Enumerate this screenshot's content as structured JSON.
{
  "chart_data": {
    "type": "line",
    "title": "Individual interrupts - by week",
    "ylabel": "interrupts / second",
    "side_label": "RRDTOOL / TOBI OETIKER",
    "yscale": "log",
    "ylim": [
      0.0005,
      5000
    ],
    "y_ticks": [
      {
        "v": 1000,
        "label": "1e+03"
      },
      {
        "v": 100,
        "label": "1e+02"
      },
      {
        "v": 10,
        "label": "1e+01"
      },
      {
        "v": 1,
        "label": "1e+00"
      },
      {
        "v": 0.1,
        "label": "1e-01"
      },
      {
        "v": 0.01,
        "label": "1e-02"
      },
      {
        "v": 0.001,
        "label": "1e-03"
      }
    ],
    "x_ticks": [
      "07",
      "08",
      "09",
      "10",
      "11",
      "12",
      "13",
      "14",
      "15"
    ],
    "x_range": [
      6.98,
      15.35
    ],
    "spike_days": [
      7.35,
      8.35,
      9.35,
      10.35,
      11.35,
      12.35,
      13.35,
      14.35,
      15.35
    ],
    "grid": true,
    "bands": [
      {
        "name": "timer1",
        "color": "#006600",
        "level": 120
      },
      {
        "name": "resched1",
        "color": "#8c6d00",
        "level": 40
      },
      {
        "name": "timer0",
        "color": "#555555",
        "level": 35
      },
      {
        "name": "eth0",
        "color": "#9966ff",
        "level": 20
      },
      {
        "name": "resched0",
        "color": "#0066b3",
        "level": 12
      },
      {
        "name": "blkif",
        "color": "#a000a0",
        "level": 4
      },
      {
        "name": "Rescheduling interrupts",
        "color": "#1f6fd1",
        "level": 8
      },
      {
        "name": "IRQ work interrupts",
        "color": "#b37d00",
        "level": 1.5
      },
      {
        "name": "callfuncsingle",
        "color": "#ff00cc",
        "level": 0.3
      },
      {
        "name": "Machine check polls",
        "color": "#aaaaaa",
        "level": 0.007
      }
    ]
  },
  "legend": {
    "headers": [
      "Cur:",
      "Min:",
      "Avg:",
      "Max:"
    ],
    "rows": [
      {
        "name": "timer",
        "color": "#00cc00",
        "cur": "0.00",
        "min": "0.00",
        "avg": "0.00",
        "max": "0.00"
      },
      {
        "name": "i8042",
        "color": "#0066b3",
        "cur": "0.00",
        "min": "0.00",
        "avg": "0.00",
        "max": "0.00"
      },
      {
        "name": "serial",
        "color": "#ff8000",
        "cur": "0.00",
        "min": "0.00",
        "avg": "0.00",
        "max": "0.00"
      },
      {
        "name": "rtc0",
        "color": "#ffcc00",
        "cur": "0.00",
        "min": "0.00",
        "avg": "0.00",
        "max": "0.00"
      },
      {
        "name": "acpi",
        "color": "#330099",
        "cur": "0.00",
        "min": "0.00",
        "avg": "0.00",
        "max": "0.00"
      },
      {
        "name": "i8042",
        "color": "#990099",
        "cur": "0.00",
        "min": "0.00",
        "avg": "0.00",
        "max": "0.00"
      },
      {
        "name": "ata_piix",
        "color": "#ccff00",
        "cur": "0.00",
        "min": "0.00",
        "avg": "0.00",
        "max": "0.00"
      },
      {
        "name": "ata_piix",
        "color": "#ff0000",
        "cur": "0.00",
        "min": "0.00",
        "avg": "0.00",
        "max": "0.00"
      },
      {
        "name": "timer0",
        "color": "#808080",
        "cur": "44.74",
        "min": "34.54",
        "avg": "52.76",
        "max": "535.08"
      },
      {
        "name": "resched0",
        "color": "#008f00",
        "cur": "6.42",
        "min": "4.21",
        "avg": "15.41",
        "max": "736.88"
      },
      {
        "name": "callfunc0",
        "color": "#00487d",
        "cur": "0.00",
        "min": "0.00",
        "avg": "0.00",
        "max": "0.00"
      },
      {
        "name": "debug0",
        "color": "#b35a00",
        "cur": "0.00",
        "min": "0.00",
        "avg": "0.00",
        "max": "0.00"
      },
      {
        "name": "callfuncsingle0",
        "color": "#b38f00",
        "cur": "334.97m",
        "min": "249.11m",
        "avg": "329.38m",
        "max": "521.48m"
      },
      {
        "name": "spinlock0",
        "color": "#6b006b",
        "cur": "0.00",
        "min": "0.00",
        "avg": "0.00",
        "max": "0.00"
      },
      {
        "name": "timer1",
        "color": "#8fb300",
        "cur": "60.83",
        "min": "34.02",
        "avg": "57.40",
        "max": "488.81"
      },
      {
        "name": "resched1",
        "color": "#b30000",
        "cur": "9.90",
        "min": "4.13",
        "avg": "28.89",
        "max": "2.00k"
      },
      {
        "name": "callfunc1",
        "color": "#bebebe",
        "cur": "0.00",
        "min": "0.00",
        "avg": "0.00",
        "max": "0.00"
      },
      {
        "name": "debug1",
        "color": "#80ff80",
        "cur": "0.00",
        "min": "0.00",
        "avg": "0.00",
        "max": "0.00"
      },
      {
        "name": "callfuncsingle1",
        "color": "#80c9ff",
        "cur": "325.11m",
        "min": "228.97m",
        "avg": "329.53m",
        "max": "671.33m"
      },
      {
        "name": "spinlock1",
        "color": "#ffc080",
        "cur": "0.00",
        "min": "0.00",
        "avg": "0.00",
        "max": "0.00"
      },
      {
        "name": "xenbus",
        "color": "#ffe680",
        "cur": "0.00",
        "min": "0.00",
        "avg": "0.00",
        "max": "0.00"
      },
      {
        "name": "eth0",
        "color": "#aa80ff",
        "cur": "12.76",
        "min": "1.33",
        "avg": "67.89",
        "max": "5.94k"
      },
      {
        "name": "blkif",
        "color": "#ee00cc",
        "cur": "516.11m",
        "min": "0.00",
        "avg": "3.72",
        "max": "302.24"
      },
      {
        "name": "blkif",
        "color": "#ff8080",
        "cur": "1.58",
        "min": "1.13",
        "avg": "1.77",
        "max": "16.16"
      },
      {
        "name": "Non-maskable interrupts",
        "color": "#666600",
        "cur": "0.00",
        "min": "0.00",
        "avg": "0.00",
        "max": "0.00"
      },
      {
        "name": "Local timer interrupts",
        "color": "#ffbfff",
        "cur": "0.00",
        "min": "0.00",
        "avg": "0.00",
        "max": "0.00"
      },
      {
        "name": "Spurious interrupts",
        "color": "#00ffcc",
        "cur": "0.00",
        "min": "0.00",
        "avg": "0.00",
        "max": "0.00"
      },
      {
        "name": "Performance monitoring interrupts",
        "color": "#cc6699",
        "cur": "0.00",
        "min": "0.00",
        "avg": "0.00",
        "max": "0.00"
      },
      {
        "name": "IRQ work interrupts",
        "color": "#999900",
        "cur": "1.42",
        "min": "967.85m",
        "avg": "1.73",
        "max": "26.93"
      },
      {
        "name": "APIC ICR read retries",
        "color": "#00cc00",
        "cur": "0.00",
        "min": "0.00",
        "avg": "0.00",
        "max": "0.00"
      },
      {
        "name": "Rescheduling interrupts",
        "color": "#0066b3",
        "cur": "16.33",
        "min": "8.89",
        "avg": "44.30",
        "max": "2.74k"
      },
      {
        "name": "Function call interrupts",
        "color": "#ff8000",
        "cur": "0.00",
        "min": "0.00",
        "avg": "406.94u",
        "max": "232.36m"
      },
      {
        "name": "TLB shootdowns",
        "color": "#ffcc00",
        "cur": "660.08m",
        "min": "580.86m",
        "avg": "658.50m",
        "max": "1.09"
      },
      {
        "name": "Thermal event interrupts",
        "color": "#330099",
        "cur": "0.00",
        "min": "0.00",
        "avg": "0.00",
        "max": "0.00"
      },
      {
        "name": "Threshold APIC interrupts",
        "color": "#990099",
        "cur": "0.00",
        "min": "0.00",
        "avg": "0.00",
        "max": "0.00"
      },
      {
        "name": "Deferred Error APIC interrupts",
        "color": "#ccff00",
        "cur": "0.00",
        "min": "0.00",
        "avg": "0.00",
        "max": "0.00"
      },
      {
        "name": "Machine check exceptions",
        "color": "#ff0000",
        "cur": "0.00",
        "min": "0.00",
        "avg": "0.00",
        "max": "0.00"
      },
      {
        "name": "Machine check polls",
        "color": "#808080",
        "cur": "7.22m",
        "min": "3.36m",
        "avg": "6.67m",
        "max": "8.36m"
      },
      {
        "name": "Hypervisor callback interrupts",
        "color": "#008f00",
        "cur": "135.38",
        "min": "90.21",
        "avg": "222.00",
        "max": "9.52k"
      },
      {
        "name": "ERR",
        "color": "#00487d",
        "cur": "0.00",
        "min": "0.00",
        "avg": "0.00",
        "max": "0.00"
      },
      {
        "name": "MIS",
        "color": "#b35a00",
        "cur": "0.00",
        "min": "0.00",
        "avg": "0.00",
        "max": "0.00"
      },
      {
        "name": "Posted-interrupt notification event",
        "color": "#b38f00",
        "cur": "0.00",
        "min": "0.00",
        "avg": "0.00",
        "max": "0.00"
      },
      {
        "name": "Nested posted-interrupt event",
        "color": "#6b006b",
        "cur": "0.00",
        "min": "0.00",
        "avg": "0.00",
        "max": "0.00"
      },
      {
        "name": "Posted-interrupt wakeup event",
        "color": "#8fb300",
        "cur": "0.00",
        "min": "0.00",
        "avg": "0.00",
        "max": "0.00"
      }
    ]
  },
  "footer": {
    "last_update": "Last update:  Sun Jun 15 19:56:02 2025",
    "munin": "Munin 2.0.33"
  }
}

========

EXERCISE PROMPT. Give the count of lines holding the word "event" and nothing more.

OUTPUT OF THE TASK. 4